** Start ROWS **

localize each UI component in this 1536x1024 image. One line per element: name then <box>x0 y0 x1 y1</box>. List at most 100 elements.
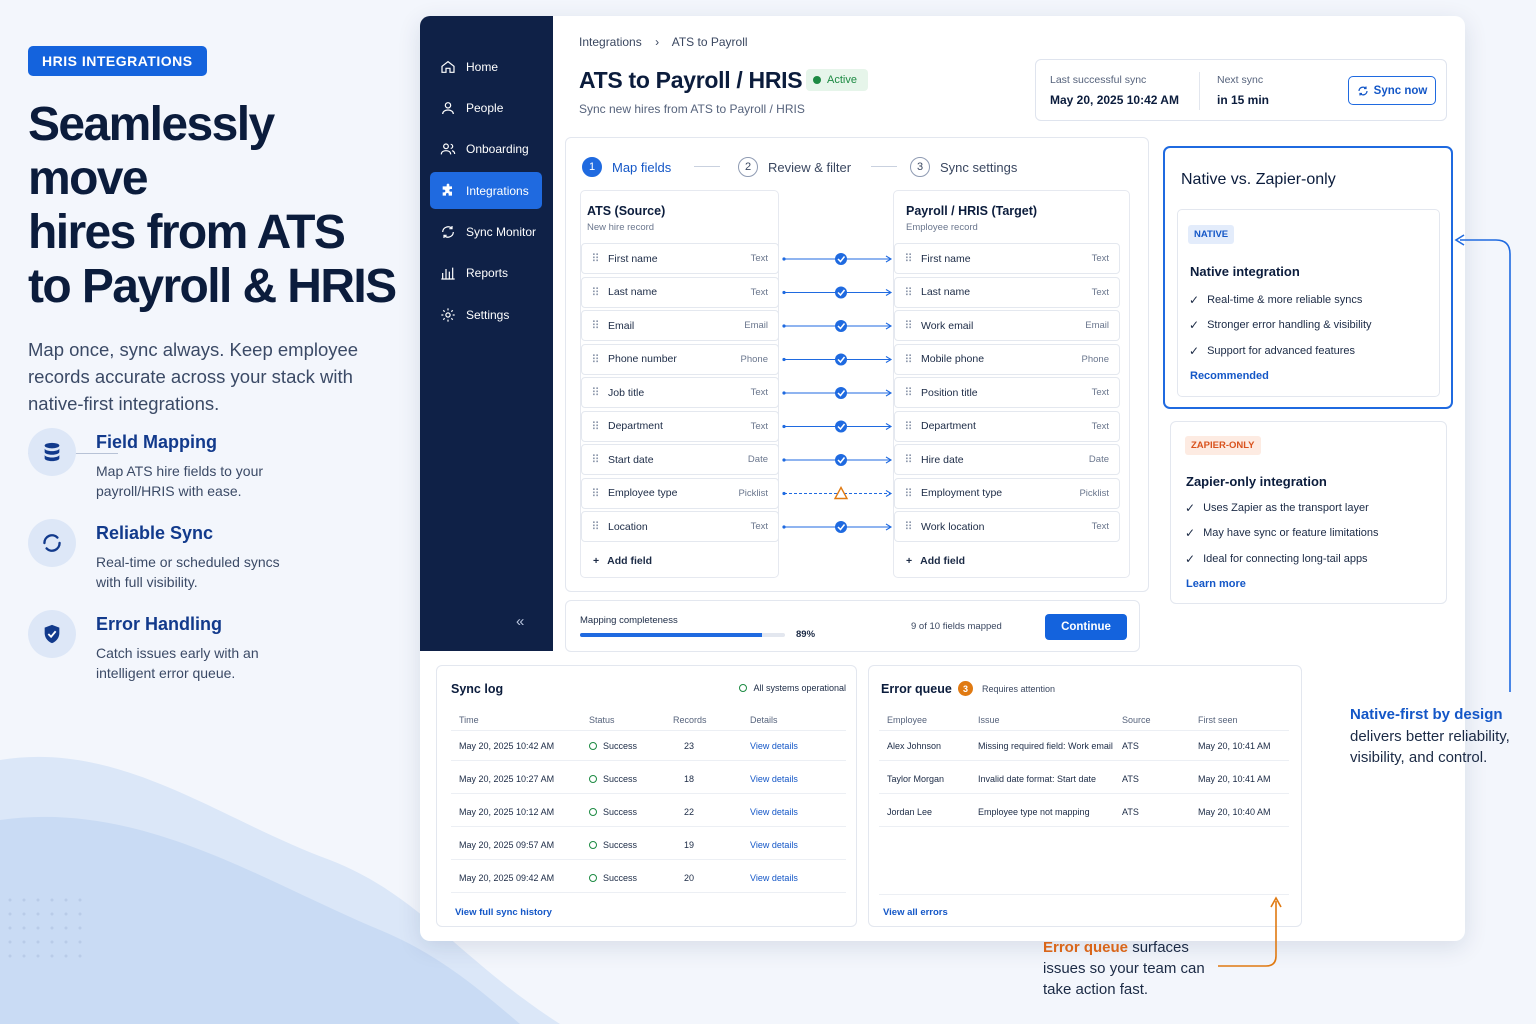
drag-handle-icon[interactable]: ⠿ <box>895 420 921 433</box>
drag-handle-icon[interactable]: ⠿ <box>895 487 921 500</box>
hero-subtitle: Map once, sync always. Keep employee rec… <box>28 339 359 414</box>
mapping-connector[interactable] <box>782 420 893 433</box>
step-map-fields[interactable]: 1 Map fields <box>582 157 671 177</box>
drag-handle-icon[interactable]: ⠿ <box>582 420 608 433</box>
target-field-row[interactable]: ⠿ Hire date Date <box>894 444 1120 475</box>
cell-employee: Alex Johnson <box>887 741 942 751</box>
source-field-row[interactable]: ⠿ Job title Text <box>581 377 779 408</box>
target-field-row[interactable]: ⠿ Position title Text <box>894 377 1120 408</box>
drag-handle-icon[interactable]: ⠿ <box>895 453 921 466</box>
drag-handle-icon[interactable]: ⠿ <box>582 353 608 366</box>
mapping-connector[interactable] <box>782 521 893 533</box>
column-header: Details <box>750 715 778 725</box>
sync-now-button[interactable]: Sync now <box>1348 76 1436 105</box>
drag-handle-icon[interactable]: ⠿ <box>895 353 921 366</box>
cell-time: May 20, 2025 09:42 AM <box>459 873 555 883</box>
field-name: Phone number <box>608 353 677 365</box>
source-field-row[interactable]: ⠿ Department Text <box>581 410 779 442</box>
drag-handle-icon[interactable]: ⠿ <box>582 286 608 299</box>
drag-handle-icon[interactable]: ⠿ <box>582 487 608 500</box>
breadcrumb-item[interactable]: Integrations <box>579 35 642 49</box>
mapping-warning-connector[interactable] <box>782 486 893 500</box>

** End ROWS **

INSTRUCTIONS FOR THE TASK:
Convert every line of the entries above into a JSON list of strings, one string per line, skipping blank lines and leaving out the picture markers.

OUTPUT BELOW:
[
  "localize each UI component in this 1536x1024 image. One line per element: name then <box>x0 y0 x1 y1</box>. List at most 100 elements.",
  "drag-handle-icon[interactable]: ⠿ <box>895 420 921 433</box>",
  "drag-handle-icon[interactable]: ⠿ <box>895 487 921 500</box>",
  "hero-subtitle: Map once, sync always. Keep employee rec… <box>28 339 359 414</box>",
  "mapping-connector[interactable] <box>782 420 893 433</box>",
  "step-map-fields[interactable]: 1 Map fields <box>582 157 671 177</box>",
  "drag-handle-icon[interactable]: ⠿ <box>582 420 608 433</box>",
  "target-field-row[interactable]: ⠿ Hire date Date <box>894 444 1120 475</box>",
  "cell-employee: Alex Johnson <box>887 741 942 751</box>",
  "source-field-row[interactable]: ⠿ Job title Text <box>581 377 779 408</box>",
  "target-field-row[interactable]: ⠿ Position title Text <box>894 377 1120 408</box>",
  "drag-handle-icon[interactable]: ⠿ <box>895 453 921 466</box>",
  "drag-handle-icon[interactable]: ⠿ <box>582 353 608 366</box>",
  "mapping-connector[interactable] <box>782 521 893 533</box>",
  "column-header: Details <box>750 715 778 725</box>",
  "sync-now-button[interactable]: Sync now <box>1348 76 1436 105</box>",
  "drag-handle-icon[interactable]: ⠿ <box>895 353 921 366</box>",
  "cell-time: May 20, 2025 09:42 AM <box>459 873 555 883</box>",
  "field-name: Phone number <box>608 353 677 365</box>",
  "source-field-row[interactable]: ⠿ Department Text <box>581 410 779 442</box>",
  "drag-handle-icon[interactable]: ⠿ <box>582 286 608 299</box>",
  "drag-handle-icon[interactable]: ⠿ <box>582 487 608 500</box>",
  "breadcrumb-item[interactable]: Integrations <box>579 35 642 49</box>",
  "mapping-warning-connector[interactable] <box>782 486 893 500</box>"
]